◆ What you are asked to do: Omit every picture and return the rest of the data unaltered.

*-*-*

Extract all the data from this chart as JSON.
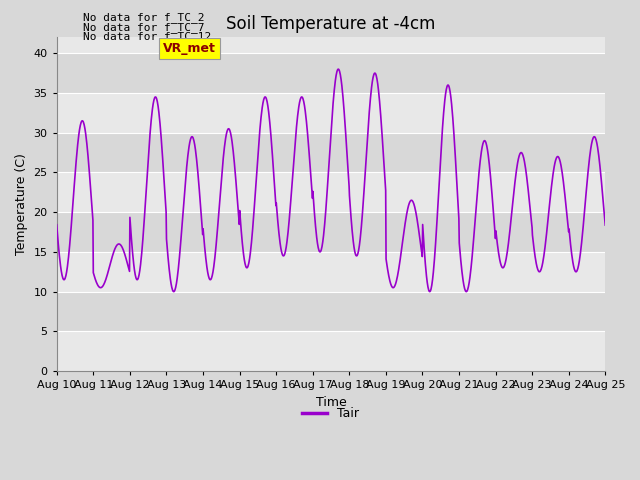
{
  "title": "Soil Temperature at -4cm",
  "xlabel": "Time",
  "ylabel": "Temperature (C)",
  "ylim": [
    0,
    42
  ],
  "yticks": [
    0,
    5,
    10,
    15,
    20,
    25,
    30,
    35,
    40
  ],
  "x_labels": [
    "Aug 10",
    "Aug 11",
    "Aug 12",
    "Aug 13",
    "Aug 14",
    "Aug 15",
    "Aug 16",
    "Aug 17",
    "Aug 18",
    "Aug 19",
    "Aug 20",
    "Aug 21",
    "Aug 22",
    "Aug 23",
    "Aug 24",
    "Aug 25"
  ],
  "line_color": "#9900cc",
  "line_width": 1.2,
  "bg_color": "#d8d8d8",
  "plot_bg_color": "#e8e8e8",
  "band_color_light": "#e8e8e8",
  "band_color_dark": "#d8d8d8",
  "grid_color": "#d0d0d0",
  "legend_label": "Tair",
  "legend_line_color": "#9900cc",
  "ann_texts": [
    "No data for f_TC_2",
    "No data for f_TC_7",
    "No data for f_TC_12"
  ],
  "vr_met_text": "VR_met",
  "title_fontsize": 12,
  "label_fontsize": 9,
  "tick_fontsize": 8,
  "daily_mins": [
    11.5,
    10.5,
    11.5,
    10.0,
    11.5,
    13.0,
    14.5,
    15.0,
    14.5,
    10.5,
    10.0,
    10.0,
    13.0,
    12.5,
    12.5
  ],
  "daily_maxs": [
    31.5,
    16.0,
    34.5,
    29.5,
    30.5,
    34.5,
    34.5,
    38.0,
    37.5,
    21.5,
    36.0,
    29.0,
    27.5,
    27.0,
    29.5
  ]
}
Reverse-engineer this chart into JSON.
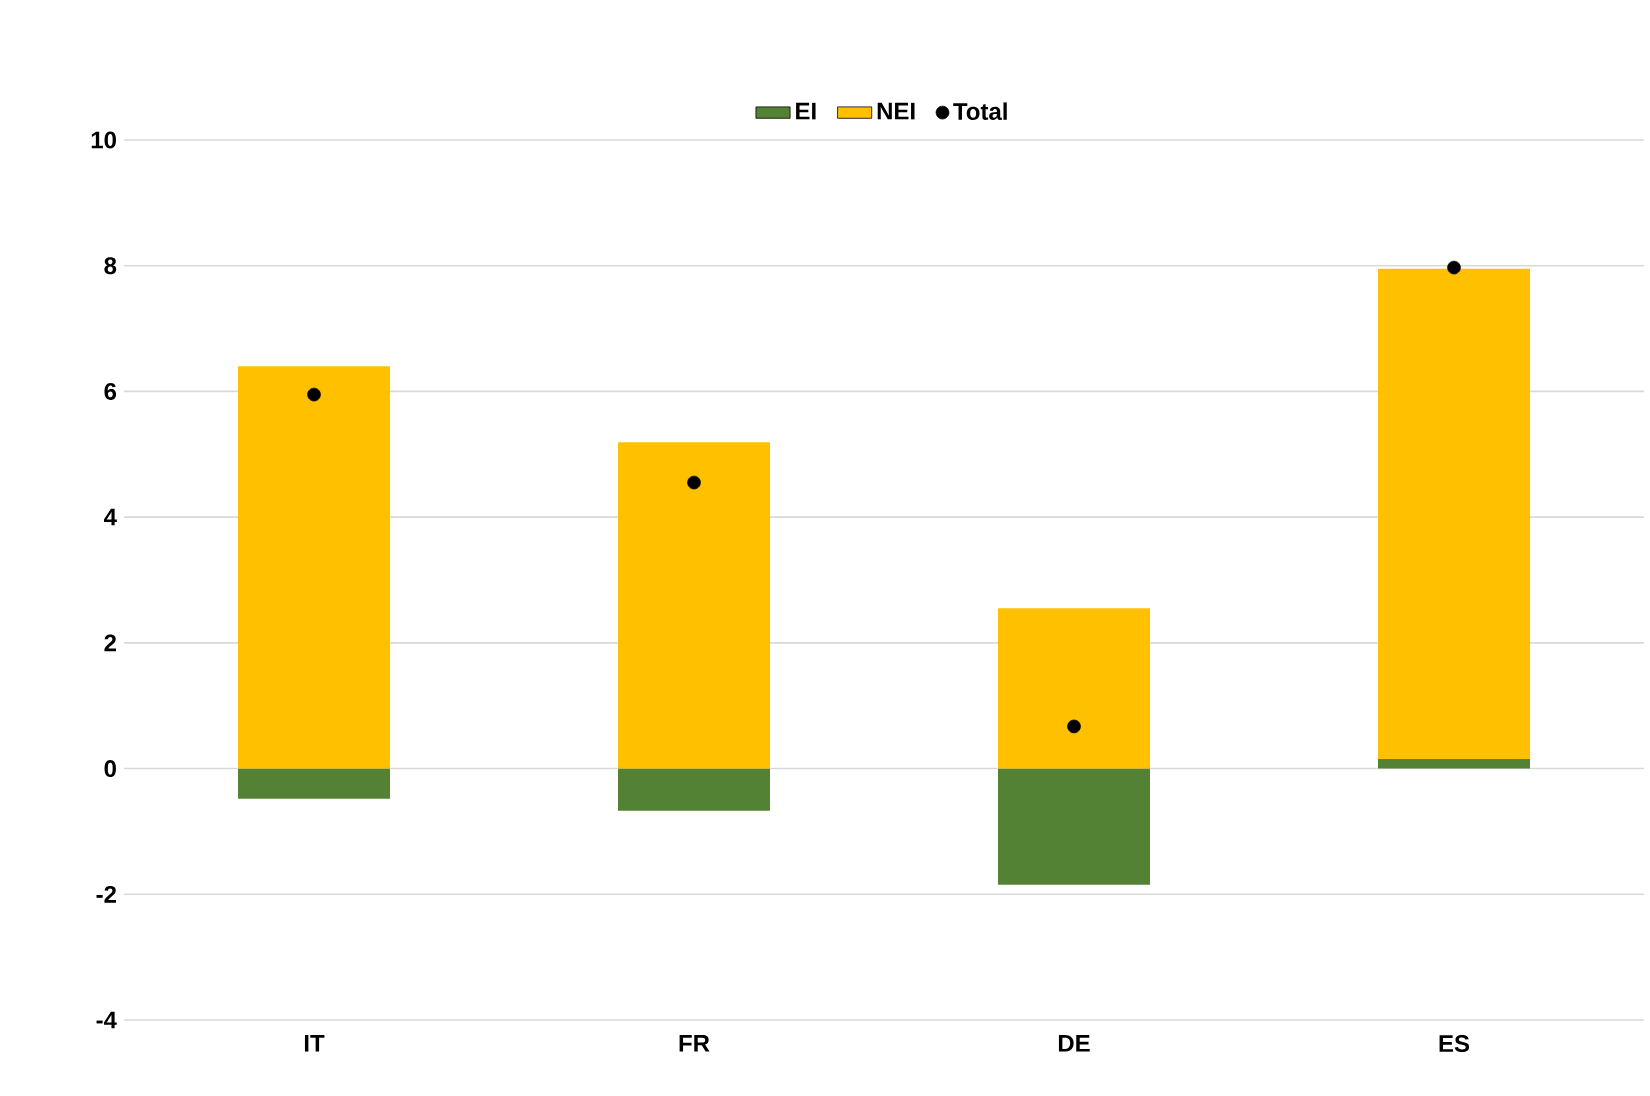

*-*-*

◆ Final answer:
Extract all the data from this chart as JSON.
{
  "title": "Soil Temperature at -4cm",
  "xlabel": "Time",
  "ylabel": "Temperature (C)",
  "ylim": [
    0,
    42
  ],
  "yticks": [
    0,
    5,
    10,
    15,
    20,
    25,
    30,
    35,
    40
  ],
  "x_labels": [
    "Aug 10",
    "Aug 11",
    "Aug 12",
    "Aug 13",
    "Aug 14",
    "Aug 15",
    "Aug 16",
    "Aug 17",
    "Aug 18",
    "Aug 19",
    "Aug 20",
    "Aug 21",
    "Aug 22",
    "Aug 23",
    "Aug 24",
    "Aug 25"
  ],
  "line_color": "#9900cc",
  "line_width": 1.2,
  "bg_color": "#d8d8d8",
  "plot_bg_color": "#e8e8e8",
  "band_color_light": "#e8e8e8",
  "band_color_dark": "#d8d8d8",
  "grid_color": "#d0d0d0",
  "legend_label": "Tair",
  "legend_line_color": "#9900cc",
  "ann_texts": [
    "No data for f_TC_2",
    "No data for f_TC_7",
    "No data for f_TC_12"
  ],
  "vr_met_text": "VR_met",
  "title_fontsize": 12,
  "label_fontsize": 9,
  "tick_fontsize": 8,
  "daily_mins": [
    11.5,
    10.5,
    11.5,
    10.0,
    11.5,
    13.0,
    14.5,
    15.0,
    14.5,
    10.5,
    10.0,
    10.0,
    13.0,
    12.5,
    12.5
  ],
  "daily_maxs": [
    31.5,
    16.0,
    34.5,
    29.5,
    30.5,
    34.5,
    34.5,
    38.0,
    37.5,
    21.5,
    36.0,
    29.0,
    27.5,
    27.0,
    29.5
  ]
}
Reverse-engineer this chart into JSON.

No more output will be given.